REQUIRED TASK >> Only the pictures are omitted; repeat all other data exactly.

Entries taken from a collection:
[start]
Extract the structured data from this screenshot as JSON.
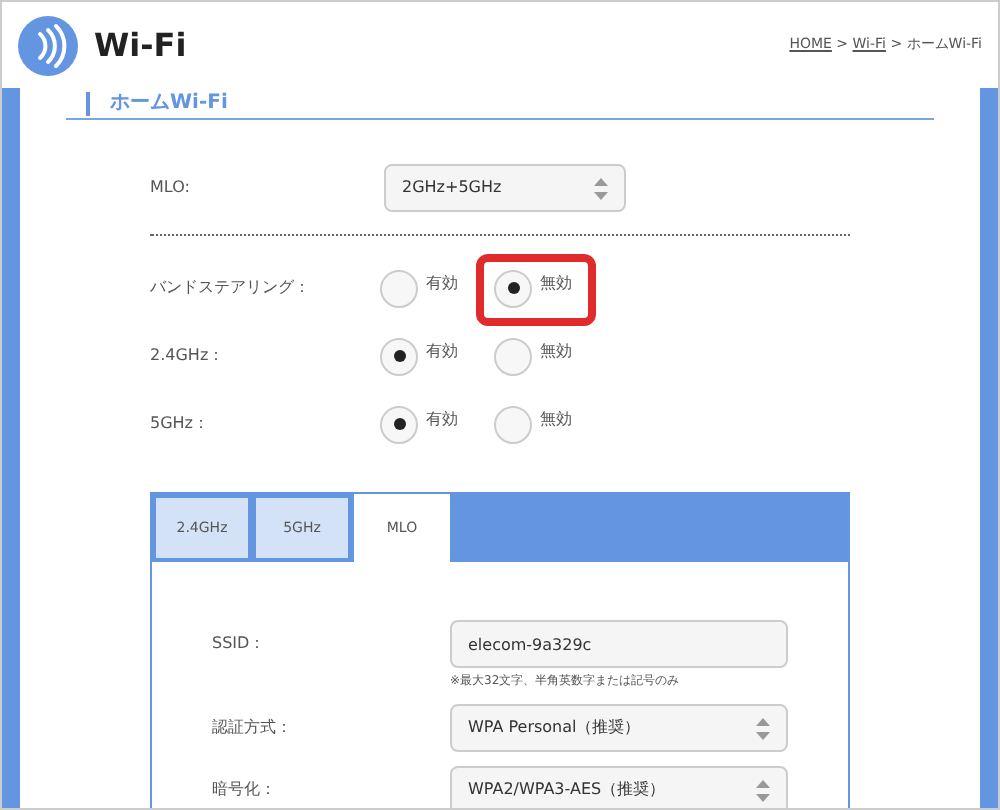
{
  "header": {
    "title": "Wi-Fi",
    "breadcrumb": [
      {
        "label": "HOME",
        "link": true
      },
      {
        "label": " > ",
        "link": false
      },
      {
        "label": "Wi-Fi",
        "link": true
      },
      {
        "label": " > ホームWi-Fi",
        "link": false
      }
    ]
  },
  "section_title": "ホームWi-Fi",
  "mlo": {
    "label": "MLO:",
    "value": "2GHz+5GHz"
  },
  "radio_rows": [
    {
      "label": "バンドステアリング：",
      "options": [
        {
          "label": "有効",
          "selected": false,
          "highlighted": false
        },
        {
          "label": "無効",
          "selected": true,
          "highlighted": true
        }
      ]
    },
    {
      "label": "2.4GHz：",
      "options": [
        {
          "label": "有効",
          "selected": true,
          "highlighted": false
        },
        {
          "label": "無効",
          "selected": false,
          "highlighted": false
        }
      ]
    },
    {
      "label": "5GHz：",
      "options": [
        {
          "label": "有効",
          "selected": true,
          "highlighted": false
        },
        {
          "label": "無効",
          "selected": false,
          "highlighted": false
        }
      ]
    }
  ],
  "tabs": [
    {
      "label": "2.4GHz",
      "selected": false
    },
    {
      "label": "5GHz",
      "selected": false
    },
    {
      "label": "MLO",
      "selected": true
    }
  ],
  "fields": [
    {
      "kind": "input",
      "label": "SSID：",
      "value": "elecom-9a329c",
      "note": "※最大32文字、半角英数字または記号のみ"
    },
    {
      "kind": "select",
      "label": "認証方式：",
      "value": "WPA Personal（推奨）"
    },
    {
      "kind": "select",
      "label": "暗号化：",
      "value": "WPA2/WPA3-AES（推奨）"
    }
  ]
}
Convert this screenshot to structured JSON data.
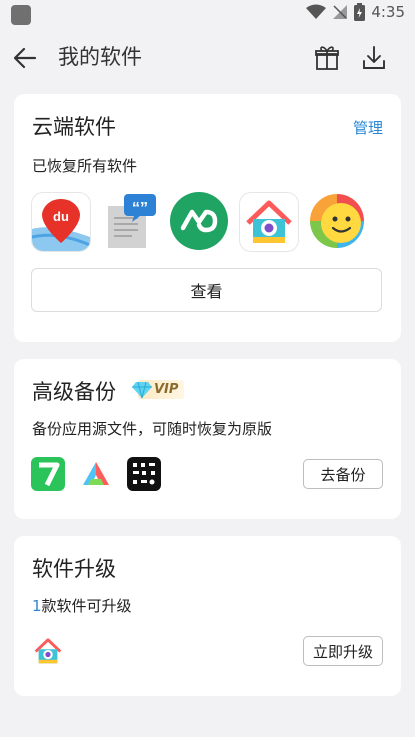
[end]
TASK OUTPUT >>
Extract the structured data from this screenshot as JSON.
{
  "header": {
    "title": "Wi-Fi",
    "breadcrumb": [
      {
        "label": "HOME",
        "link": true
      },
      {
        "label": " > ",
        "link": false
      },
      {
        "label": "Wi-Fi",
        "link": true
      },
      {
        "label": " > ホームWi-Fi",
        "link": false
      }
    ]
  },
  "section_title": "ホームWi-Fi",
  "mlo": {
    "label": "MLO:",
    "value": "2GHz+5GHz"
  },
  "radio_rows": [
    {
      "label": "バンドステアリング：",
      "options": [
        {
          "label": "有効",
          "selected": false,
          "highlighted": false
        },
        {
          "label": "無効",
          "selected": true,
          "highlighted": true
        }
      ]
    },
    {
      "label": "2.4GHz：",
      "options": [
        {
          "label": "有効",
          "selected": true,
          "highlighted": false
        },
        {
          "label": "無効",
          "selected": false,
          "highlighted": false
        }
      ]
    },
    {
      "label": "5GHz：",
      "options": [
        {
          "label": "有効",
          "selected": true,
          "highlighted": false
        },
        {
          "label": "無効",
          "selected": false,
          "highlighted": false
        }
      ]
    }
  ],
  "tabs": [
    {
      "label": "2.4GHz",
      "selected": false
    },
    {
      "label": "5GHz",
      "selected": false
    },
    {
      "label": "MLO",
      "selected": true
    }
  ],
  "fields": [
    {
      "kind": "input",
      "label": "SSID：",
      "value": "elecom-9a329c",
      "note": "※最大32文字、半角英数字または記号のみ"
    },
    {
      "kind": "select",
      "label": "認証方式：",
      "value": "WPA Personal（推奨）"
    },
    {
      "kind": "select",
      "label": "暗号化：",
      "value": "WPA2/WPA3-AES（推奨）"
    }
  ]
}
Convert this screenshot to structured JSON data.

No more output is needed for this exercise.